* Start Material for this task *

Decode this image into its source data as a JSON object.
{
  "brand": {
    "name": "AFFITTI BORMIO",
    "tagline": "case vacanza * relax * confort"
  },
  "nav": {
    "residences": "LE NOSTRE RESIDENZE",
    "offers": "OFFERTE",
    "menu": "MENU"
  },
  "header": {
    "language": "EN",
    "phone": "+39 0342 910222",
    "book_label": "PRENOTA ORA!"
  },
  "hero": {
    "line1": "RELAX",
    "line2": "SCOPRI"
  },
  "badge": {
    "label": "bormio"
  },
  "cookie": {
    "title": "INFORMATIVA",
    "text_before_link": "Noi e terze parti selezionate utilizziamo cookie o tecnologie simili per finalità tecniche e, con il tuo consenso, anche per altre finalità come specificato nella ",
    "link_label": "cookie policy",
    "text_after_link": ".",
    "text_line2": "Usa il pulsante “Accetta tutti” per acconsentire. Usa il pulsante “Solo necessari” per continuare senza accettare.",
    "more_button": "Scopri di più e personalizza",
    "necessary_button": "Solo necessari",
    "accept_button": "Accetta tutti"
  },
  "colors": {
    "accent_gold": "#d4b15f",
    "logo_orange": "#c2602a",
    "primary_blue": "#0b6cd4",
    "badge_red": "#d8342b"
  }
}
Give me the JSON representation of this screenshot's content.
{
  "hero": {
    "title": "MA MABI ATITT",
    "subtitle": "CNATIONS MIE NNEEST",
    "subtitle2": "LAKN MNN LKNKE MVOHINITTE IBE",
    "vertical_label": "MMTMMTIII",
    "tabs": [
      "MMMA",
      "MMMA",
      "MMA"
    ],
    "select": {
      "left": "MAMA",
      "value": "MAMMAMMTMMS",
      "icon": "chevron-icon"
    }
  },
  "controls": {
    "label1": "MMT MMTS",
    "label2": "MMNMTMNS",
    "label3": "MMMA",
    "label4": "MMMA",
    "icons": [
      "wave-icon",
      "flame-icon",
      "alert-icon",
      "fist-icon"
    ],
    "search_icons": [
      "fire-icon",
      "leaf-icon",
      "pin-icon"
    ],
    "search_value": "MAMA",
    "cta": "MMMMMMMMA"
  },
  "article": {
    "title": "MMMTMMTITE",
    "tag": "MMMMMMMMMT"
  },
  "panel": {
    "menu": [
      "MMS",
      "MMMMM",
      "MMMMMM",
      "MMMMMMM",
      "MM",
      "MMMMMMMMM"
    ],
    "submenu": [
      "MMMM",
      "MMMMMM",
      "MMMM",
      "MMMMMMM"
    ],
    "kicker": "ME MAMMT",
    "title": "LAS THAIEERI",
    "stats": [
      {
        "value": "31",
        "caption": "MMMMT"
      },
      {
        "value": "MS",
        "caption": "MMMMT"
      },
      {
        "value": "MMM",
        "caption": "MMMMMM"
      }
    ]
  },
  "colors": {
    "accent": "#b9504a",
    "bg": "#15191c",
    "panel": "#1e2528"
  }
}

* End Material for this task *

● **Exercise goal**:
Transcribe the entire listing above precisely.

● **Complete output**:
Decode this image into its source data as a JSON object.
{
  "brand": {
    "name": "AFFITTI BORMIO",
    "tagline": "case vacanza * relax * confort"
  },
  "nav": {
    "residences": "LE NOSTRE RESIDENZE",
    "offers": "OFFERTE",
    "menu": "MENU"
  },
  "header": {
    "language": "EN",
    "phone": "+39 0342 910222",
    "book_label": "PRENOTA ORA!"
  },
  "hero": {
    "line1": "RELAX",
    "line2": "SCOPRI"
  },
  "badge": {
    "label": "bormio"
  },
  "cookie": {
    "title": "INFORMATIVA",
    "text_before_link": "Noi e terze parti selezionate utilizziamo cookie o tecnologie simili per finalità tecniche e, con il tuo consenso, anche per altre finalità come specificato nella ",
    "link_label": "cookie policy",
    "text_after_link": ".",
    "text_line2": "Usa il pulsante “Accetta tutti” per acconsentire. Usa il pulsante “Solo necessari” per continuare senza accettare.",
    "more_button": "Scopri di più e personalizza",
    "necessary_button": "Solo necessari",
    "accept_button": "Accetta tutti"
  },
  "colors": {
    "accent_gold": "#d4b15f",
    "logo_orange": "#c2602a",
    "primary_blue": "#0b6cd4",
    "badge_red": "#d8342b"
  }
}
Give me the JSON representation of this screenshot's content.
{
  "hero": {
    "title": "MA MABI ATITT",
    "subtitle": "CNATIONS MIE NNEEST",
    "subtitle2": "LAKN MNN LKNKE MVOHINITTE IBE",
    "vertical_label": "MMTMMTIII",
    "tabs": [
      "MMMA",
      "MMMA",
      "MMA"
    ],
    "select": {
      "left": "MAMA",
      "value": "MAMMAMMTMMS",
      "icon": "chevron-icon"
    }
  },
  "controls": {
    "label1": "MMT MMTS",
    "label2": "MMNMTMNS",
    "label3": "MMMA",
    "label4": "MMMA",
    "icons": [
      "wave-icon",
      "flame-icon",
      "alert-icon",
      "fist-icon"
    ],
    "search_icons": [
      "fire-icon",
      "leaf-icon",
      "pin-icon"
    ],
    "search_value": "MAMA",
    "cta": "MMMMMMMMA"
  },
  "article": {
    "title": "MMMTMMTITE",
    "tag": "MMMMMMMMMT"
  },
  "panel": {
    "menu": [
      "MMS",
      "MMMMM",
      "MMMMMM",
      "MMMMMMM",
      "MM",
      "MMMMMMMMM"
    ],
    "submenu": [
      "MMMM",
      "MMMMMM",
      "MMMM",
      "MMMMMMM"
    ],
    "kicker": "ME MAMMT",
    "title": "LAS THAIEERI",
    "stats": [
      {
        "value": "31",
        "caption": "MMMMT"
      },
      {
        "value": "MS",
        "caption": "MMMMT"
      },
      {
        "value": "MMM",
        "caption": "MMMMMM"
      }
    ]
  },
  "colors": {
    "accent": "#b9504a",
    "bg": "#15191c",
    "panel": "#1e2528"
  }
}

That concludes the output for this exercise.